##### Data to process

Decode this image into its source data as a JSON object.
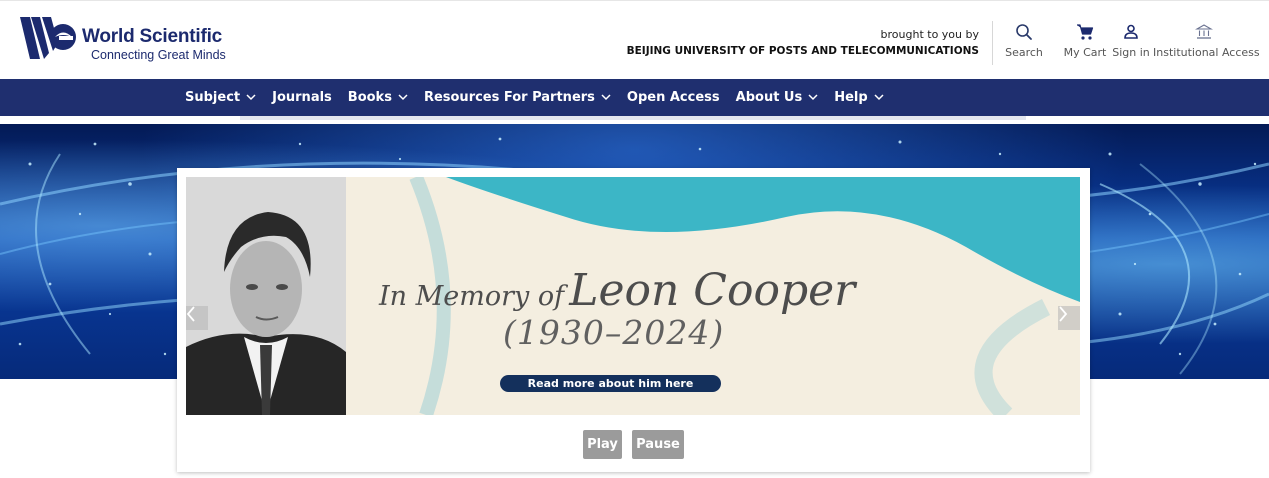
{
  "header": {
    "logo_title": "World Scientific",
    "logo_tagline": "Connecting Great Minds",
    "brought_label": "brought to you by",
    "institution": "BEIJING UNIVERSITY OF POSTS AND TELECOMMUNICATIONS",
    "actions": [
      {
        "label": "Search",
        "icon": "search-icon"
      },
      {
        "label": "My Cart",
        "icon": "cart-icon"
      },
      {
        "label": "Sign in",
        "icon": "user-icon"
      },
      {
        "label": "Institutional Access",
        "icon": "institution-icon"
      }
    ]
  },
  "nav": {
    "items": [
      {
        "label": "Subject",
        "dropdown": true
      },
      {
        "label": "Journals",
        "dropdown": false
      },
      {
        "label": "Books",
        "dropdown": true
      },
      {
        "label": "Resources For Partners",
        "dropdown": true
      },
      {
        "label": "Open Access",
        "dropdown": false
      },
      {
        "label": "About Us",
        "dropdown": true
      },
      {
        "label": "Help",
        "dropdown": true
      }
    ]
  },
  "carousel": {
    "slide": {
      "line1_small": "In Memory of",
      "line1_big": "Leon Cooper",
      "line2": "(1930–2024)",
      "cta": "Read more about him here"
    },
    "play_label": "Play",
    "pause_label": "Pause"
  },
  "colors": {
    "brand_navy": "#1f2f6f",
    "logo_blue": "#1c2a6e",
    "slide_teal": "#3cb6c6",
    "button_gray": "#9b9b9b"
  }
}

##########

# Your objective
Give all the entries again exactly, dropping each picture.

# Completed task
Decode this image into its source data as a JSON object.
{
  "header": {
    "logo_title": "World Scientific",
    "logo_tagline": "Connecting Great Minds",
    "brought_label": "brought to you by",
    "institution": "BEIJING UNIVERSITY OF POSTS AND TELECOMMUNICATIONS",
    "actions": [
      {
        "label": "Search",
        "icon": "search-icon"
      },
      {
        "label": "My Cart",
        "icon": "cart-icon"
      },
      {
        "label": "Sign in",
        "icon": "user-icon"
      },
      {
        "label": "Institutional Access",
        "icon": "institution-icon"
      }
    ]
  },
  "nav": {
    "items": [
      {
        "label": "Subject",
        "dropdown": true
      },
      {
        "label": "Journals",
        "dropdown": false
      },
      {
        "label": "Books",
        "dropdown": true
      },
      {
        "label": "Resources For Partners",
        "dropdown": true
      },
      {
        "label": "Open Access",
        "dropdown": false
      },
      {
        "label": "About Us",
        "dropdown": true
      },
      {
        "label": "Help",
        "dropdown": true
      }
    ]
  },
  "carousel": {
    "slide": {
      "line1_small": "In Memory of",
      "line1_big": "Leon Cooper",
      "line2": "(1930–2024)",
      "cta": "Read more about him here"
    },
    "play_label": "Play",
    "pause_label": "Pause"
  },
  "colors": {
    "brand_navy": "#1f2f6f",
    "logo_blue": "#1c2a6e",
    "slide_teal": "#3cb6c6",
    "button_gray": "#9b9b9b"
  }
}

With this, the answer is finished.